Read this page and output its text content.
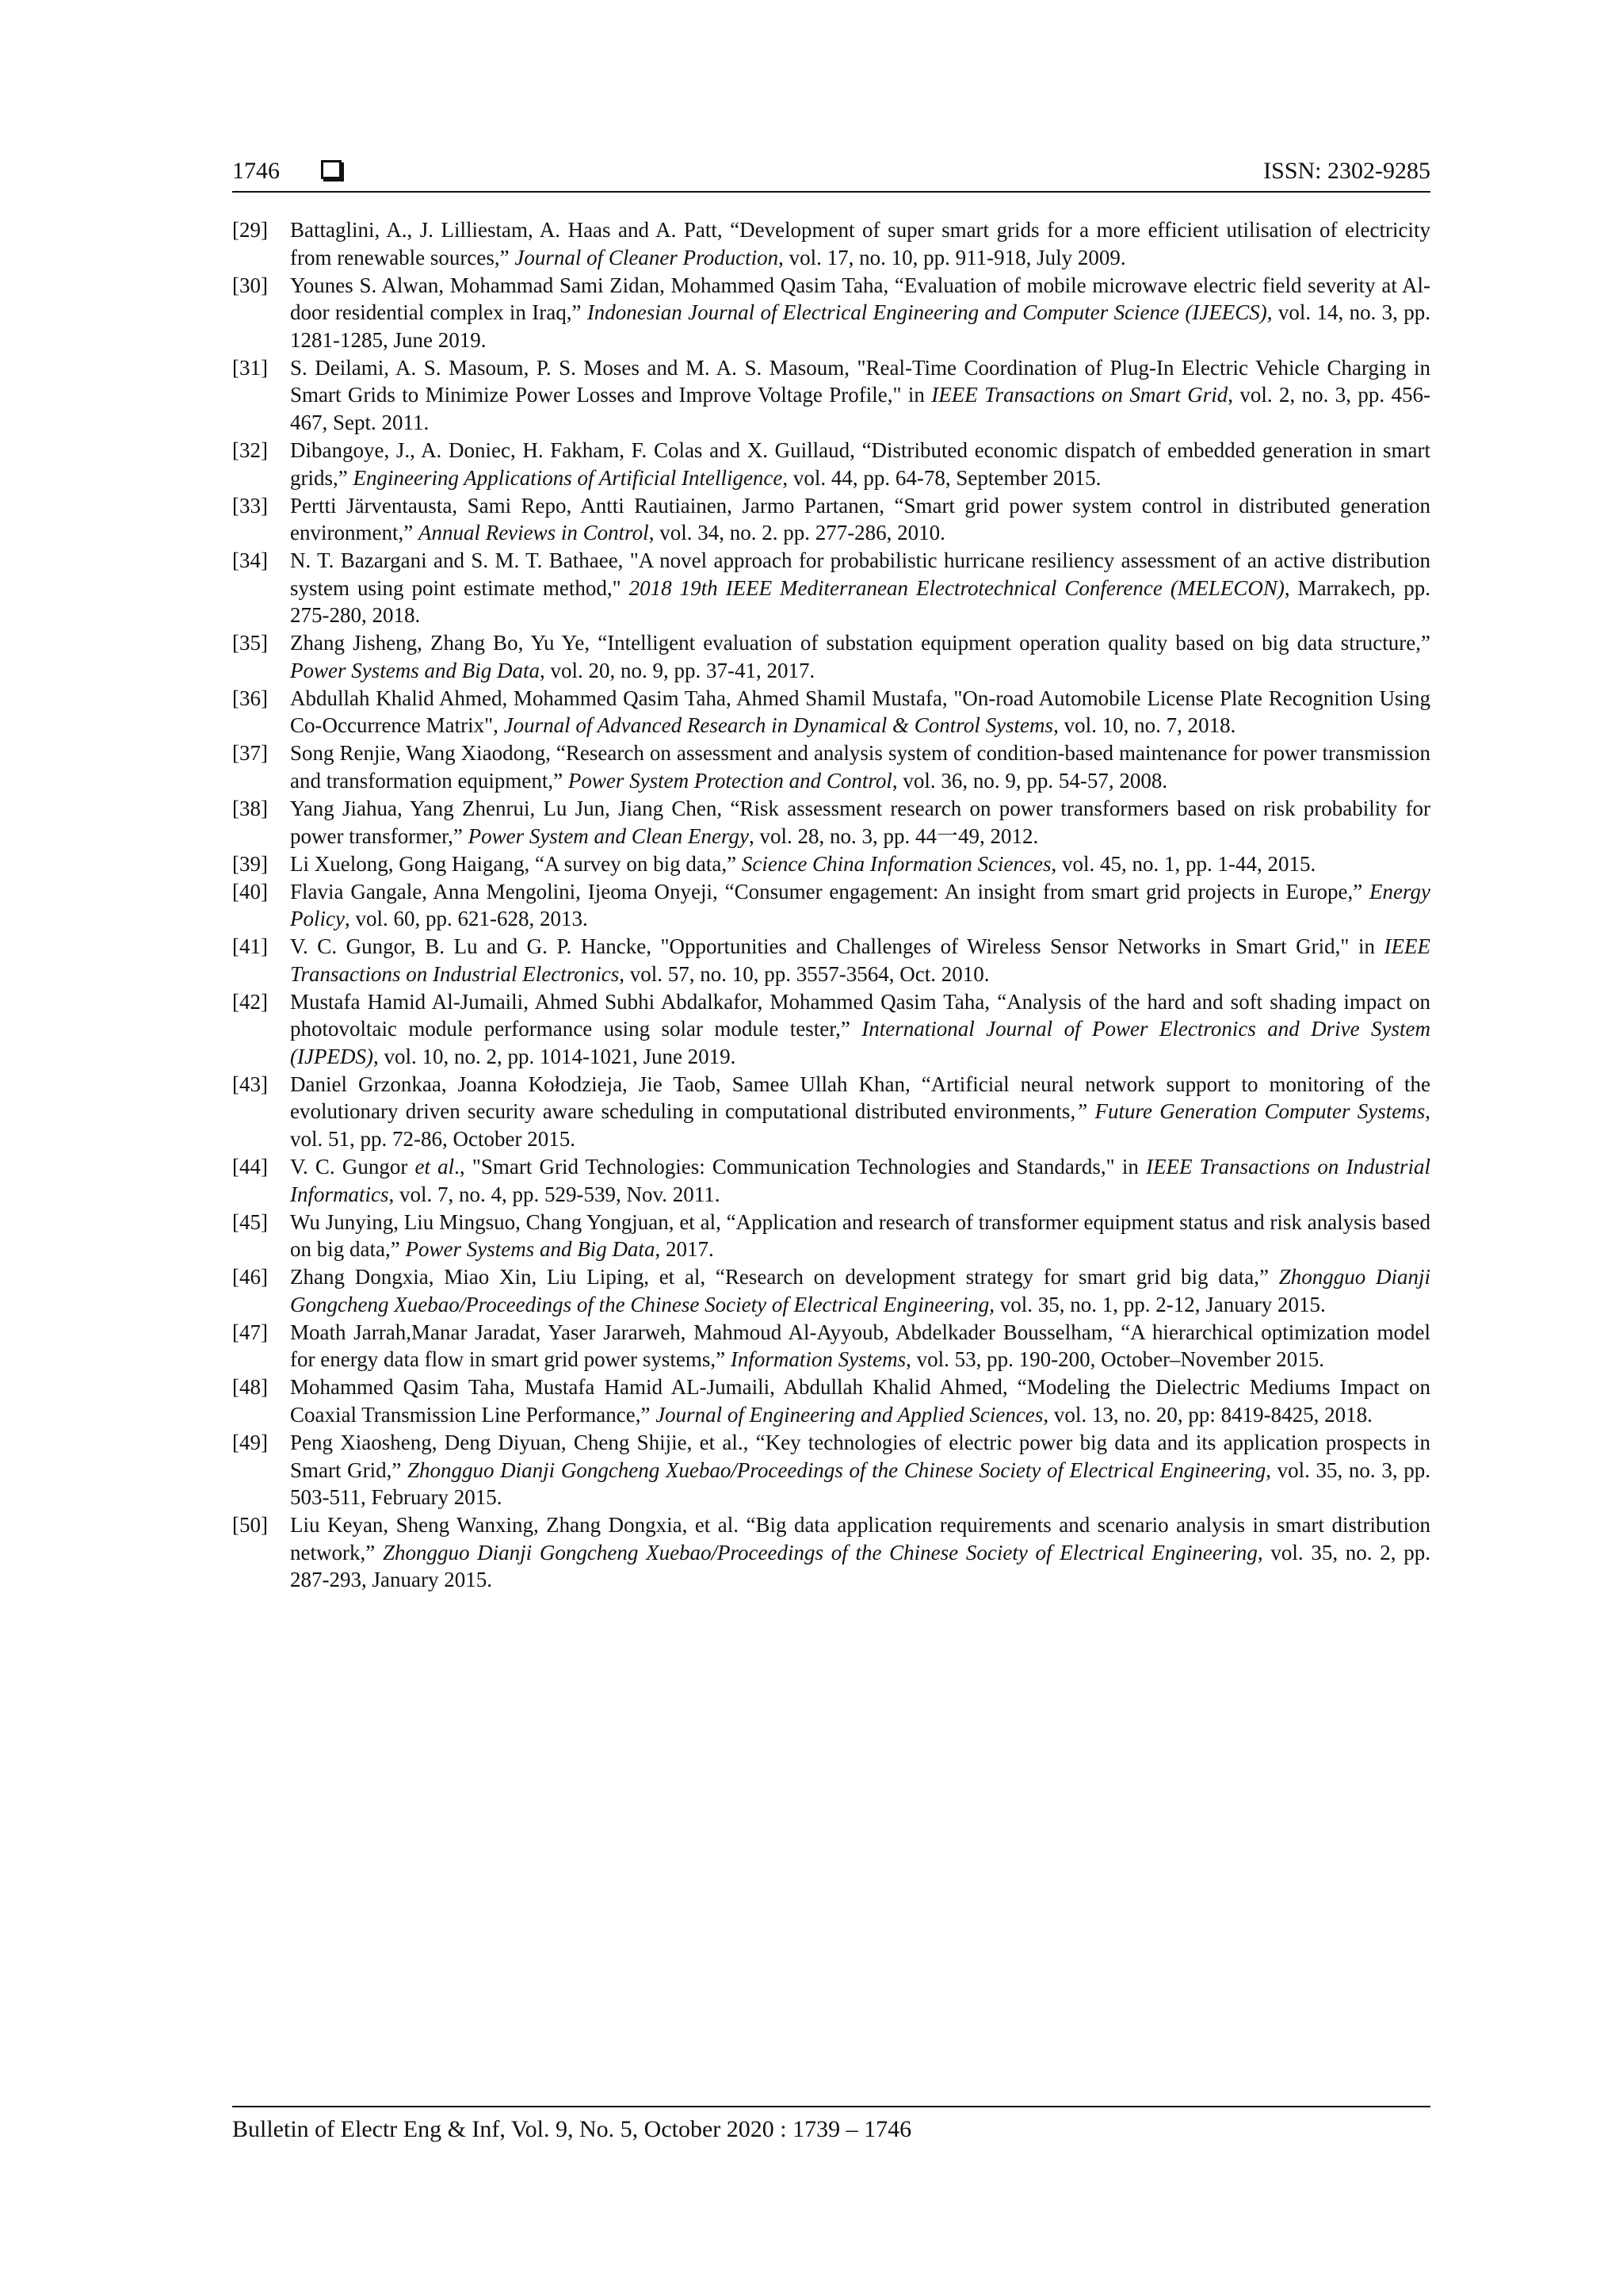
1746	ISSN: 2302-9285
[29] Battaglini, A., J. Lilliestam, A. Haas and A. Patt, “Development of super smart grids for a more efficient utilisation of electricity from renewable sources,” Journal of Cleaner Production, vol. 17, no. 10, pp. 911-918, July 2009.
[30] Younes S. Alwan, Mohammad Sami Zidan, Mohammed Qasim Taha, “Evaluation of mobile microwave electric field severity at Al-door residential complex in Iraq,” Indonesian Journal of Electrical Engineering and Computer Science (IJEECS), vol. 14, no. 3, pp. 1281-1285, June 2019.
[31] S. Deilami, A. S. Masoum, P. S. Moses and M. A. S. Masoum, "Real-Time Coordination of Plug-In Electric Vehicle Charging in Smart Grids to Minimize Power Losses and Improve Voltage Profile," in IEEE Transactions on Smart Grid, vol. 2, no. 3, pp. 456-467, Sept. 2011.
[32] Dibangoye, J., A. Doniec, H. Fakham, F. Colas and X. Guillaud, “Distributed economic dispatch of embedded generation in smart grids,” Engineering Applications of Artificial Intelligence, vol. 44, pp. 64-78, September 2015.
[33] Pertti Järventausta, Sami Repo, Antti Rautiainen, Jarmo Partanen, “Smart grid power system control in distributed generation environment,” Annual Reviews in Control, vol. 34, no. 2. pp. 277-286, 2010.
[34] N. T. Bazargani and S. M. T. Bathaee, "A novel approach for probabilistic hurricane resiliency assessment of an active distribution system using point estimate method," 2018 19th IEEE Mediterranean Electrotechnical Conference (MELECON), Marrakech, pp. 275-280, 2018.
[35] Zhang Jisheng, Zhang Bo, Yu Ye, “Intelligent evaluation of substation equipment operation quality based on big data structure,” Power Systems and Big Data, vol. 20, no. 9, pp. 37-41, 2017.
[36] Abdullah Khalid Ahmed, Mohammed Qasim Taha, Ahmed Shamil Mustafa, "On-road Automobile License Plate Recognition Using Co-Occurrence Matrix", Journal of Advanced Research in Dynamical & Control Systems, vol. 10, no. 7, 2018.
[37] Song Renjie, Wang Xiaodong, “Research on assessment and analysis system of condition-based maintenance for power transmission and transformation equipment,” Power System Protection and Control, vol. 36, no. 9, pp. 54-57, 2008.
[38] Yang Jiahua, Yang Zhenrui, Lu Jun, Jiang Chen, “Risk assessment research on power transformers based on risk probability for power transformer,” Power System and Clean Energy, vol. 28, no. 3, pp. 44一49, 2012.
[39] Li Xuelong, Gong Haigang, “A survey on big data,” Science China Information Sciences, vol. 45, no. 1, pp. 1-44, 2015.
[40] Flavia Gangale, Anna Mengolini, Ijeoma Onyeji, “Consumer engagement: An insight from smart grid projects in Europe,” Energy Policy, vol. 60, pp. 621-628, 2013.
[41] V. C. Gungor, B. Lu and G. P. Hancke, "Opportunities and Challenges of Wireless Sensor Networks in Smart Grid," in IEEE Transactions on Industrial Electronics, vol. 57, no. 10, pp. 3557-3564, Oct. 2010.
[42] Mustafa Hamid Al-Jumaili, Ahmed Subhi Abdalkafor, Mohammed Qasim Taha, “Analysis of the hard and soft shading impact on photovoltaic module performance using solar module tester,” International Journal of Power Electronics and Drive System (IJPEDS), vol. 10, no. 2, pp. 1014-1021, June 2019.
[43] Daniel Grzonkaa, Joanna Kołodzieja, Jie Taob, Samee Ullah Khan, “Artificial neural network support to monitoring of the evolutionary driven security aware scheduling in computational distributed environments,” Future Generation Computer Systems, vol. 51, pp. 72-86, October 2015.
[44] V. C. Gungor et al., "Smart Grid Technologies: Communication Technologies and Standards," in IEEE Transactions on Industrial Informatics, vol. 7, no. 4, pp. 529-539, Nov. 2011.
[45] Wu Junying, Liu Mingsuo, Chang Yongjuan, et al, “Application and research of transformer equipment status and risk analysis based on big data,” Power Systems and Big Data, 2017.
[46] Zhang Dongxia, Miao Xin, Liu Liping, et al, “Research on development strategy for smart grid big data,” Zhongguo Dianji Gongcheng Xuebao/Proceedings of the Chinese Society of Electrical Engineering, vol. 35, no. 1, pp. 2-12, January 2015.
[47] Moath Jarrah,Manar Jaradat, Yaser Jararweh, Mahmoud Al-Ayyoub, Abdelkader Bousselham, “A hierarchical optimization model for energy data flow in smart grid power systems,” Information Systems, vol. 53, pp. 190-200, October–November 2015.
[48] Mohammed Qasim Taha, Mustafa Hamid AL-Jumaili, Abdullah Khalid Ahmed, “Modeling the Dielectric Mediums Impact on Coaxial Transmission Line Performance,” Journal of Engineering and Applied Sciences, vol. 13, no. 20, pp: 8419-8425, 2018.
[49] Peng Xiaosheng, Deng Diyuan, Cheng Shijie, et al., “Key technologies of electric power big data and its application prospects in Smart Grid,” Zhongguo Dianji Gongcheng Xuebao/Proceedings of the Chinese Society of Electrical Engineering, vol. 35, no. 3, pp. 503-511, February 2015.
[50] Liu Keyan, Sheng Wanxing, Zhang Dongxia, et al. “Big data application requirements and scenario analysis in smart distribution network,” Zhongguo Dianji Gongcheng Xuebao/Proceedings of the Chinese Society of Electrical Engineering, vol. 35, no. 2, pp. 287-293, January 2015.
Bulletin of Electr Eng & Inf, Vol. 9, No. 5, October 2020 : 1739 – 1746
-*-
> Set task
Pictures are to be left out; repeat all the remaining data exactly.

> Worked solution
Read this page and output its text content.
1746	ISSN: 2302-9285
[29] Battaglini, A., J. Lilliestam, A. Haas and A. Patt, “Development of super smart grids for a more efficient utilisation of electricity from renewable sources,” Journal of Cleaner Production, vol. 17, no. 10, pp. 911-918, July 2009.
[30] Younes S. Alwan, Mohammad Sami Zidan, Mohammed Qasim Taha, “Evaluation of mobile microwave electric field severity at Al-door residential complex in Iraq,” Indonesian Journal of Electrical Engineering and Computer Science (IJEECS), vol. 14, no. 3, pp. 1281-1285, June 2019.
[31] S. Deilami, A. S. Masoum, P. S. Moses and M. A. S. Masoum, "Real-Time Coordination of Plug-In Electric Vehicle Charging in Smart Grids to Minimize Power Losses and Improve Voltage Profile," in IEEE Transactions on Smart Grid, vol. 2, no. 3, pp. 456-467, Sept. 2011.
[32] Dibangoye, J., A. Doniec, H. Fakham, F. Colas and X. Guillaud, “Distributed economic dispatch of embedded generation in smart grids,” Engineering Applications of Artificial Intelligence, vol. 44, pp. 64-78, September 2015.
[33] Pertti Järventausta, Sami Repo, Antti Rautiainen, Jarmo Partanen, “Smart grid power system control in distributed generation environment,” Annual Reviews in Control, vol. 34, no. 2. pp. 277-286, 2010.
[34] N. T. Bazargani and S. M. T. Bathaee, "A novel approach for probabilistic hurricane resiliency assessment of an active distribution system using point estimate method," 2018 19th IEEE Mediterranean Electrotechnical Conference (MELECON), Marrakech, pp. 275-280, 2018.
[35] Zhang Jisheng, Zhang Bo, Yu Ye, “Intelligent evaluation of substation equipment operation quality based on big data structure,” Power Systems and Big Data, vol. 20, no. 9, pp. 37-41, 2017.
[36] Abdullah Khalid Ahmed, Mohammed Qasim Taha, Ahmed Shamil Mustafa, "On-road Automobile License Plate Recognition Using Co-Occurrence Matrix", Journal of Advanced Research in Dynamical & Control Systems, vol. 10, no. 7, 2018.
[37] Song Renjie, Wang Xiaodong, “Research on assessment and analysis system of condition-based maintenance for power transmission and transformation equipment,” Power System Protection and Control, vol. 36, no. 9, pp. 54-57, 2008.
[38] Yang Jiahua, Yang Zhenrui, Lu Jun, Jiang Chen, “Risk assessment research on power transformers based on risk probability for power transformer,” Power System and Clean Energy, vol. 28, no. 3, pp. 44一49, 2012.
[39] Li Xuelong, Gong Haigang, “A survey on big data,” Science China Information Sciences, vol. 45, no. 1, pp. 1-44, 2015.
[40] Flavia Gangale, Anna Mengolini, Ijeoma Onyeji, “Consumer engagement: An insight from smart grid projects in Europe,” Energy Policy, vol. 60, pp. 621-628, 2013.
[41] V. C. Gungor, B. Lu and G. P. Hancke, "Opportunities and Challenges of Wireless Sensor Networks in Smart Grid," in IEEE Transactions on Industrial Electronics, vol. 57, no. 10, pp. 3557-3564, Oct. 2010.
[42] Mustafa Hamid Al-Jumaili, Ahmed Subhi Abdalkafor, Mohammed Qasim Taha, “Analysis of the hard and soft shading impact on photovoltaic module performance using solar module tester,” International Journal of Power Electronics and Drive System (IJPEDS), vol. 10, no. 2, pp. 1014-1021, June 2019.
[43] Daniel Grzonkaa, Joanna Kołodzieja, Jie Taob, Samee Ullah Khan, “Artificial neural network support to monitoring of the evolutionary driven security aware scheduling in computational distributed environments,” Future Generation Computer Systems, vol. 51, pp. 72-86, October 2015.
[44] V. C. Gungor et al., "Smart Grid Technologies: Communication Technologies and Standards," in IEEE Transactions on Industrial Informatics, vol. 7, no. 4, pp. 529-539, Nov. 2011.
[45] Wu Junying, Liu Mingsuo, Chang Yongjuan, et al, “Application and research of transformer equipment status and risk analysis based on big data,” Power Systems and Big Data, 2017.
[46] Zhang Dongxia, Miao Xin, Liu Liping, et al, “Research on development strategy for smart grid big data,” Zhongguo Dianji Gongcheng Xuebao/Proceedings of the Chinese Society of Electrical Engineering, vol. 35, no. 1, pp. 2-12, January 2015.
[47] Moath Jarrah,Manar Jaradat, Yaser Jararweh, Mahmoud Al-Ayyoub, Abdelkader Bousselham, “A hierarchical optimization model for energy data flow in smart grid power systems,” Information Systems, vol. 53, pp. 190-200, October–November 2015.
[48] Mohammed Qasim Taha, Mustafa Hamid AL-Jumaili, Abdullah Khalid Ahmed, “Modeling the Dielectric Mediums Impact on Coaxial Transmission Line Performance,” Journal of Engineering and Applied Sciences, vol. 13, no. 20, pp: 8419-8425, 2018.
[49] Peng Xiaosheng, Deng Diyuan, Cheng Shijie, et al., “Key technologies of electric power big data and its application prospects in Smart Grid,” Zhongguo Dianji Gongcheng Xuebao/Proceedings of the Chinese Society of Electrical Engineering, vol. 35, no. 3, pp. 503-511, February 2015.
[50] Liu Keyan, Sheng Wanxing, Zhang Dongxia, et al. “Big data application requirements and scenario analysis in smart distribution network,” Zhongguo Dianji Gongcheng Xuebao/Proceedings of the Chinese Society of Electrical Engineering, vol. 35, no. 2, pp. 287-293, January 2015.
Bulletin of Electr Eng & Inf, Vol. 9, No. 5, October 2020 : 1739 – 1746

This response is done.